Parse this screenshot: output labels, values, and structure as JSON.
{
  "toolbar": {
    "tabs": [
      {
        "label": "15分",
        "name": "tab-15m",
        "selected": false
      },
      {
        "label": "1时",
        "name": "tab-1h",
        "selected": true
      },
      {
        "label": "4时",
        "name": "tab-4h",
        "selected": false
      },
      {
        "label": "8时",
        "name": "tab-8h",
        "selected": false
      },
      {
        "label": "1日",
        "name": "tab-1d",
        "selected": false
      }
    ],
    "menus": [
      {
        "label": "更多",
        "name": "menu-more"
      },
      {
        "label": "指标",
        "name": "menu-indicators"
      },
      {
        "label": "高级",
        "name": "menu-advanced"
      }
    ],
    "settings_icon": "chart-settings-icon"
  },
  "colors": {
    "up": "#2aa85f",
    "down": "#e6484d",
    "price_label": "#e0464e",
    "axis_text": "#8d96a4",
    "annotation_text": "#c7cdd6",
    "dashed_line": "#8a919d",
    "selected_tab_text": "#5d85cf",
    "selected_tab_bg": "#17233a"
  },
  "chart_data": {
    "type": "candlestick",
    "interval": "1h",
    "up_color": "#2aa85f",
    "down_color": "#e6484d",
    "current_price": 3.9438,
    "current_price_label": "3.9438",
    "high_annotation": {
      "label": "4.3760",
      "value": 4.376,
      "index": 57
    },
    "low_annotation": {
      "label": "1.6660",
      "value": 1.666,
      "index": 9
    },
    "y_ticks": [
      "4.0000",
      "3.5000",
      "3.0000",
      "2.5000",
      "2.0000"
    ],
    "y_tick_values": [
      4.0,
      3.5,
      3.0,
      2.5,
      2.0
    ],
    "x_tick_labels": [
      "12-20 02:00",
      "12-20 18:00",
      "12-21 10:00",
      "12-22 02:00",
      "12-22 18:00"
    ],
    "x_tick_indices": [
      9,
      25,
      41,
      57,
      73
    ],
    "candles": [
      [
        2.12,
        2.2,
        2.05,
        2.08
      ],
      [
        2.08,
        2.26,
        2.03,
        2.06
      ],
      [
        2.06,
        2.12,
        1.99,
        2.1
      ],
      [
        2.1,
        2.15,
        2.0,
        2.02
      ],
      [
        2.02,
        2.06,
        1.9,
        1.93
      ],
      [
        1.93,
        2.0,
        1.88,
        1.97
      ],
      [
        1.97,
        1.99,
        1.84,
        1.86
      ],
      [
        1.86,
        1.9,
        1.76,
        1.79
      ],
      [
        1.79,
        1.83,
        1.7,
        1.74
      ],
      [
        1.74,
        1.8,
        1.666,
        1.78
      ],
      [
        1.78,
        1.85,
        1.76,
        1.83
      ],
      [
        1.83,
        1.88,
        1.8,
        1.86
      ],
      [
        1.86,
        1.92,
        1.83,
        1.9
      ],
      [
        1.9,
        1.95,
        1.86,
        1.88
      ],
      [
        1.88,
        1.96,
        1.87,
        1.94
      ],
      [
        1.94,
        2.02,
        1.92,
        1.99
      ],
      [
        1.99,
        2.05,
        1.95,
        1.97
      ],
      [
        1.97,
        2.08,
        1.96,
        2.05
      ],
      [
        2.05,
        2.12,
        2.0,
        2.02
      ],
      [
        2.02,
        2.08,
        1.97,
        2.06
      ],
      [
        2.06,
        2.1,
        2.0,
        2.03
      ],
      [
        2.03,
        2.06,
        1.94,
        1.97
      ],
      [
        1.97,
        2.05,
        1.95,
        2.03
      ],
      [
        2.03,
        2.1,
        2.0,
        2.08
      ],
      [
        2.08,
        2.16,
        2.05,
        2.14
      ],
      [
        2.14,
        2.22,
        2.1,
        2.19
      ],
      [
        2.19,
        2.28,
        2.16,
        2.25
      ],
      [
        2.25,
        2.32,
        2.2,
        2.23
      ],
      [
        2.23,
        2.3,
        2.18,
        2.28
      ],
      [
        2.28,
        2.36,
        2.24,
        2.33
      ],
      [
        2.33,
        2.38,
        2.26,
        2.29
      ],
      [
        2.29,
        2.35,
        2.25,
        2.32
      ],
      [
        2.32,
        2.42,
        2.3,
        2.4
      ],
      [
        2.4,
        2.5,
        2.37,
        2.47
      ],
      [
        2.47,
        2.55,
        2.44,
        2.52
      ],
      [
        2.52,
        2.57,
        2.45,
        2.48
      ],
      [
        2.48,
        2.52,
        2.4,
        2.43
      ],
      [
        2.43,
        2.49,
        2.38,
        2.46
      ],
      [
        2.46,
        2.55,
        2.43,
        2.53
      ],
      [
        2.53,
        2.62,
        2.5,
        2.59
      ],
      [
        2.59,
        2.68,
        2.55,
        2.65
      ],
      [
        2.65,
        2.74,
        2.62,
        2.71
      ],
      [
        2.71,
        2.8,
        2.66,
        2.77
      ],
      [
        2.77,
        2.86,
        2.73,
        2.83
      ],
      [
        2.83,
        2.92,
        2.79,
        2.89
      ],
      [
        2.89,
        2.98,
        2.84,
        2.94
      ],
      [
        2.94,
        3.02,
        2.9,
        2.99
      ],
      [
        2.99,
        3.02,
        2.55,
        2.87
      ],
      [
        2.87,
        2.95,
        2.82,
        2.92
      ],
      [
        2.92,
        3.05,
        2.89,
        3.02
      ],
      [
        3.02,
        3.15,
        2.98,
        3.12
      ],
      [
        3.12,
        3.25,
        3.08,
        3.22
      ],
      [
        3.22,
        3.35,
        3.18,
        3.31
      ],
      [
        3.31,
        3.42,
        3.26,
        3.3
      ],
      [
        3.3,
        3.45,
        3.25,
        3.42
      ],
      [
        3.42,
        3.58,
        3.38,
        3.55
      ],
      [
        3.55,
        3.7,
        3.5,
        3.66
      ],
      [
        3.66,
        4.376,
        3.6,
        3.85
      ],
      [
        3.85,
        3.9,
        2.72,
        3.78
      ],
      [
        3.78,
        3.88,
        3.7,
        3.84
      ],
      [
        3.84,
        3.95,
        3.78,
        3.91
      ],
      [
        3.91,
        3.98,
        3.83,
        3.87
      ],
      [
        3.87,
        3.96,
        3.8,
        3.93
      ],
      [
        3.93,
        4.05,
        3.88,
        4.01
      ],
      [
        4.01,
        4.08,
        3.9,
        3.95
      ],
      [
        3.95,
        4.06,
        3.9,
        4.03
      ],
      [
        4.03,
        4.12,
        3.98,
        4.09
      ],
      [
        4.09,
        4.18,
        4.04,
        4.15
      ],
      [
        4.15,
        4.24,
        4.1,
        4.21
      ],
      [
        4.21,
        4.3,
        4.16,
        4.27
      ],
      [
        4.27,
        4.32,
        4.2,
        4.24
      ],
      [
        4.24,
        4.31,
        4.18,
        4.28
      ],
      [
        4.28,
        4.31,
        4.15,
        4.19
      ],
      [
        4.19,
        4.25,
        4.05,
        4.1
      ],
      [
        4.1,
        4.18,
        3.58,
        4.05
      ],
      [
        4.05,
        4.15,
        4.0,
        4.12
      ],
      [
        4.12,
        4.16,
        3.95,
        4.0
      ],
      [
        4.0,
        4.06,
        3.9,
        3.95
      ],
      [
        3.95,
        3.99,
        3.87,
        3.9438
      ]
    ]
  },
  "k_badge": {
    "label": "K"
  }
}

Description of the task –
Restate the records, all of them, precisely as written.

Response to this exercise –
Parse this screenshot: output labels, values, and structure as JSON.
{
  "toolbar": {
    "tabs": [
      {
        "label": "15分",
        "name": "tab-15m",
        "selected": false
      },
      {
        "label": "1时",
        "name": "tab-1h",
        "selected": true
      },
      {
        "label": "4时",
        "name": "tab-4h",
        "selected": false
      },
      {
        "label": "8时",
        "name": "tab-8h",
        "selected": false
      },
      {
        "label": "1日",
        "name": "tab-1d",
        "selected": false
      }
    ],
    "menus": [
      {
        "label": "更多",
        "name": "menu-more"
      },
      {
        "label": "指标",
        "name": "menu-indicators"
      },
      {
        "label": "高级",
        "name": "menu-advanced"
      }
    ],
    "settings_icon": "chart-settings-icon"
  },
  "colors": {
    "up": "#2aa85f",
    "down": "#e6484d",
    "price_label": "#e0464e",
    "axis_text": "#8d96a4",
    "annotation_text": "#c7cdd6",
    "dashed_line": "#8a919d",
    "selected_tab_text": "#5d85cf",
    "selected_tab_bg": "#17233a"
  },
  "chart_data": {
    "type": "candlestick",
    "interval": "1h",
    "up_color": "#2aa85f",
    "down_color": "#e6484d",
    "current_price": 3.9438,
    "current_price_label": "3.9438",
    "high_annotation": {
      "label": "4.3760",
      "value": 4.376,
      "index": 57
    },
    "low_annotation": {
      "label": "1.6660",
      "value": 1.666,
      "index": 9
    },
    "y_ticks": [
      "4.0000",
      "3.5000",
      "3.0000",
      "2.5000",
      "2.0000"
    ],
    "y_tick_values": [
      4.0,
      3.5,
      3.0,
      2.5,
      2.0
    ],
    "x_tick_labels": [
      "12-20 02:00",
      "12-20 18:00",
      "12-21 10:00",
      "12-22 02:00",
      "12-22 18:00"
    ],
    "x_tick_indices": [
      9,
      25,
      41,
      57,
      73
    ],
    "candles": [
      [
        2.12,
        2.2,
        2.05,
        2.08
      ],
      [
        2.08,
        2.26,
        2.03,
        2.06
      ],
      [
        2.06,
        2.12,
        1.99,
        2.1
      ],
      [
        2.1,
        2.15,
        2.0,
        2.02
      ],
      [
        2.02,
        2.06,
        1.9,
        1.93
      ],
      [
        1.93,
        2.0,
        1.88,
        1.97
      ],
      [
        1.97,
        1.99,
        1.84,
        1.86
      ],
      [
        1.86,
        1.9,
        1.76,
        1.79
      ],
      [
        1.79,
        1.83,
        1.7,
        1.74
      ],
      [
        1.74,
        1.8,
        1.666,
        1.78
      ],
      [
        1.78,
        1.85,
        1.76,
        1.83
      ],
      [
        1.83,
        1.88,
        1.8,
        1.86
      ],
      [
        1.86,
        1.92,
        1.83,
        1.9
      ],
      [
        1.9,
        1.95,
        1.86,
        1.88
      ],
      [
        1.88,
        1.96,
        1.87,
        1.94
      ],
      [
        1.94,
        2.02,
        1.92,
        1.99
      ],
      [
        1.99,
        2.05,
        1.95,
        1.97
      ],
      [
        1.97,
        2.08,
        1.96,
        2.05
      ],
      [
        2.05,
        2.12,
        2.0,
        2.02
      ],
      [
        2.02,
        2.08,
        1.97,
        2.06
      ],
      [
        2.06,
        2.1,
        2.0,
        2.03
      ],
      [
        2.03,
        2.06,
        1.94,
        1.97
      ],
      [
        1.97,
        2.05,
        1.95,
        2.03
      ],
      [
        2.03,
        2.1,
        2.0,
        2.08
      ],
      [
        2.08,
        2.16,
        2.05,
        2.14
      ],
      [
        2.14,
        2.22,
        2.1,
        2.19
      ],
      [
        2.19,
        2.28,
        2.16,
        2.25
      ],
      [
        2.25,
        2.32,
        2.2,
        2.23
      ],
      [
        2.23,
        2.3,
        2.18,
        2.28
      ],
      [
        2.28,
        2.36,
        2.24,
        2.33
      ],
      [
        2.33,
        2.38,
        2.26,
        2.29
      ],
      [
        2.29,
        2.35,
        2.25,
        2.32
      ],
      [
        2.32,
        2.42,
        2.3,
        2.4
      ],
      [
        2.4,
        2.5,
        2.37,
        2.47
      ],
      [
        2.47,
        2.55,
        2.44,
        2.52
      ],
      [
        2.52,
        2.57,
        2.45,
        2.48
      ],
      [
        2.48,
        2.52,
        2.4,
        2.43
      ],
      [
        2.43,
        2.49,
        2.38,
        2.46
      ],
      [
        2.46,
        2.55,
        2.43,
        2.53
      ],
      [
        2.53,
        2.62,
        2.5,
        2.59
      ],
      [
        2.59,
        2.68,
        2.55,
        2.65
      ],
      [
        2.65,
        2.74,
        2.62,
        2.71
      ],
      [
        2.71,
        2.8,
        2.66,
        2.77
      ],
      [
        2.77,
        2.86,
        2.73,
        2.83
      ],
      [
        2.83,
        2.92,
        2.79,
        2.89
      ],
      [
        2.89,
        2.98,
        2.84,
        2.94
      ],
      [
        2.94,
        3.02,
        2.9,
        2.99
      ],
      [
        2.99,
        3.02,
        2.55,
        2.87
      ],
      [
        2.87,
        2.95,
        2.82,
        2.92
      ],
      [
        2.92,
        3.05,
        2.89,
        3.02
      ],
      [
        3.02,
        3.15,
        2.98,
        3.12
      ],
      [
        3.12,
        3.25,
        3.08,
        3.22
      ],
      [
        3.22,
        3.35,
        3.18,
        3.31
      ],
      [
        3.31,
        3.42,
        3.26,
        3.3
      ],
      [
        3.3,
        3.45,
        3.25,
        3.42
      ],
      [
        3.42,
        3.58,
        3.38,
        3.55
      ],
      [
        3.55,
        3.7,
        3.5,
        3.66
      ],
      [
        3.66,
        4.376,
        3.6,
        3.85
      ],
      [
        3.85,
        3.9,
        2.72,
        3.78
      ],
      [
        3.78,
        3.88,
        3.7,
        3.84
      ],
      [
        3.84,
        3.95,
        3.78,
        3.91
      ],
      [
        3.91,
        3.98,
        3.83,
        3.87
      ],
      [
        3.87,
        3.96,
        3.8,
        3.93
      ],
      [
        3.93,
        4.05,
        3.88,
        4.01
      ],
      [
        4.01,
        4.08,
        3.9,
        3.95
      ],
      [
        3.95,
        4.06,
        3.9,
        4.03
      ],
      [
        4.03,
        4.12,
        3.98,
        4.09
      ],
      [
        4.09,
        4.18,
        4.04,
        4.15
      ],
      [
        4.15,
        4.24,
        4.1,
        4.21
      ],
      [
        4.21,
        4.3,
        4.16,
        4.27
      ],
      [
        4.27,
        4.32,
        4.2,
        4.24
      ],
      [
        4.24,
        4.31,
        4.18,
        4.28
      ],
      [
        4.28,
        4.31,
        4.15,
        4.19
      ],
      [
        4.19,
        4.25,
        4.05,
        4.1
      ],
      [
        4.1,
        4.18,
        3.58,
        4.05
      ],
      [
        4.05,
        4.15,
        4.0,
        4.12
      ],
      [
        4.12,
        4.16,
        3.95,
        4.0
      ],
      [
        4.0,
        4.06,
        3.9,
        3.95
      ],
      [
        3.95,
        3.99,
        3.87,
        3.9438
      ]
    ]
  },
  "k_badge": {
    "label": "K"
  }
}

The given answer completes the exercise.